== Input material ==

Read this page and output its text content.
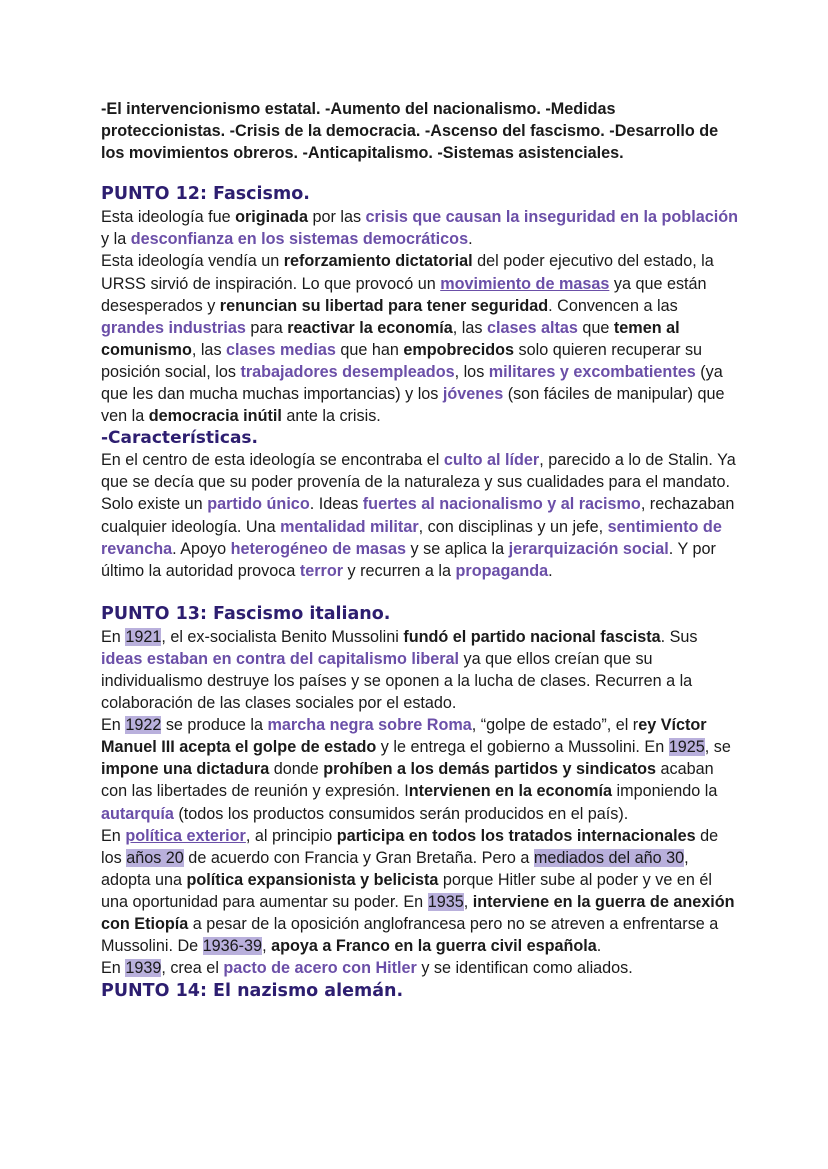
-El intervencionismo estatal. -Aumento del nacionalismo. -Medidas proteccionistas. -Crisis de la democracia. -Ascenso del fascismo. -Desarrollo de los movimientos obreros. -Anticapitalismo. -Sistemas asistenciales.

PUNTO 12: Fascismo.

Esta ideología fue originada por las crisis que causan la inseguridad en la población y la desconfianza en los sistemas democráticos.

Esta ideología vendía un reforzamiento dictatorial del poder ejecutivo del estado, la URSS sirvió de inspiración. Lo que provocó un movimiento de masas ya que están desesperados y renuncian su libertad para tener seguridad. Convencen a las grandes industrias para reactivar la economía, las clases altas que temen al comunismo, las clases medias que han empobrecidos solo quieren recuperar su posición social, los trabajadores desempleados, los militares y excombatientes (ya que les dan mucha muchas importancias) y los jóvenes (son fáciles de manipular) que ven la democracia inútil ante la crisis.

-Características.

En el centro de esta ideología se encontraba el culto al líder, parecido a lo de Stalin. Ya que se decía que su poder provenía de la naturaleza y sus cualidades para el mandato. Solo existe un partido único. Ideas fuertes al nacionalismo y al racismo, rechazaban cualquier ideología. Una mentalidad militar, con disciplinas y un jefe, sentimiento de revancha. Apoyo heterogéneo de masas y se aplica la jerarquización social. Y por último la autoridad provoca terror y recurren a la propaganda.

PUNTO 13: Fascismo italiano.

En 1921, el ex-socialista Benito Mussolini fundó el partido nacional fascista. Sus ideas estaban en contra del capitalismo liberal ya que ellos creían que su individualismo destruye los países y se oponen a la lucha de clases. Recurren a la colaboración de las clases sociales por el estado.

En 1922 se produce la marcha negra sobre Roma, “golpe de estado”, el rey Víctor Manuel III acepta el golpe de estado y le entrega el gobierno a Mussolini. En 1925, se impone una dictadura donde prohíben a los demás partidos y sindicatos acaban con las libertades de reunión y expresión. Intervienen en la economía imponiendo la autarquía (todos los productos consumidos serán producidos en el país).

En política exterior, al principio participa en todos los tratados internacionales de los años 20 de acuerdo con Francia y Gran Bretaña. Pero a mediados del año 30, adopta una política expansionista y belicista porque Hitler sube al poder y ve en él una oportunidad para aumentar su poder. En 1935, interviene en la guerra de anexión con Etiopía a pesar de la oposición anglofrancesa pero no se atreven a enfrentarse a Mussolini. De 1936-39, apoya a Franco en la guerra civil española.

En 1939, crea el pacto de acero con Hitler y se identifican como aliados.

PUNTO 14: El nazismo alemán.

===

Exercise directions
Exclude the images and reproduce the remaining data exactly.

Solution
Read this page and output its text content.
-El intervencionismo estatal. -Aumento del nacionalismo. -Medidas proteccionistas. -Crisis de la democracia. -Ascenso del fascismo. -Desarrollo de los movimientos obreros. -Anticapitalismo. -Sistemas asistenciales.

PUNTO 12: Fascismo.

Esta ideología fue originada por las crisis que causan la inseguridad en la población y la desconfianza en los sistemas democráticos.

Esta ideología vendía un reforzamiento dictatorial del poder ejecutivo del estado, la URSS sirvió de inspiración. Lo que provocó un movimiento de masas ya que están desesperados y renuncian su libertad para tener seguridad. Convencen a las grandes industrias para reactivar la economía, las clases altas que temen al comunismo, las clases medias que han empobrecidos solo quieren recuperar su posición social, los trabajadores desempleados, los militares y excombatientes (ya que les dan mucha muchas importancias) y los jóvenes (son fáciles de manipular) que ven la democracia inútil ante la crisis.

-Características.

En el centro de esta ideología se encontraba el culto al líder, parecido a lo de Stalin. Ya que se decía que su poder provenía de la naturaleza y sus cualidades para el mandato. Solo existe un partido único. Ideas fuertes al nacionalismo y al racismo, rechazaban cualquier ideología. Una mentalidad militar, con disciplinas y un jefe, sentimiento de revancha. Apoyo heterogéneo de masas y se aplica la jerarquización social. Y por último la autoridad provoca terror y recurren a la propaganda.

PUNTO 13: Fascismo italiano.

En 1921, el ex-socialista Benito Mussolini fundó el partido nacional fascista. Sus ideas estaban en contra del capitalismo liberal ya que ellos creían que su individualismo destruye los países y se oponen a la lucha de clases. Recurren a la colaboración de las clases sociales por el estado.

En 1922 se produce la marcha negra sobre Roma, “golpe de estado”, el rey Víctor Manuel III acepta el golpe de estado y le entrega el gobierno a Mussolini. En 1925, se impone una dictadura donde prohíben a los demás partidos y sindicatos acaban con las libertades de reunión y expresión. Intervienen en la economía imponiendo la autarquía (todos los productos consumidos serán producidos en el país).

En política exterior, al principio participa en todos los tratados internacionales de los años 20 de acuerdo con Francia y Gran Bretaña. Pero a mediados del año 30, adopta una política expansionista y belicista porque Hitler sube al poder y ve en él una oportunidad para aumentar su poder. En 1935, interviene en la guerra de anexión con Etiopía a pesar de la oposición anglofrancesa pero no se atreven a enfrentarse a Mussolini. De 1936-39, apoya a Franco en la guerra civil española.

En 1939, crea el pacto de acero con Hitler y se identifican como aliados.

PUNTO 14: El nazismo alemán.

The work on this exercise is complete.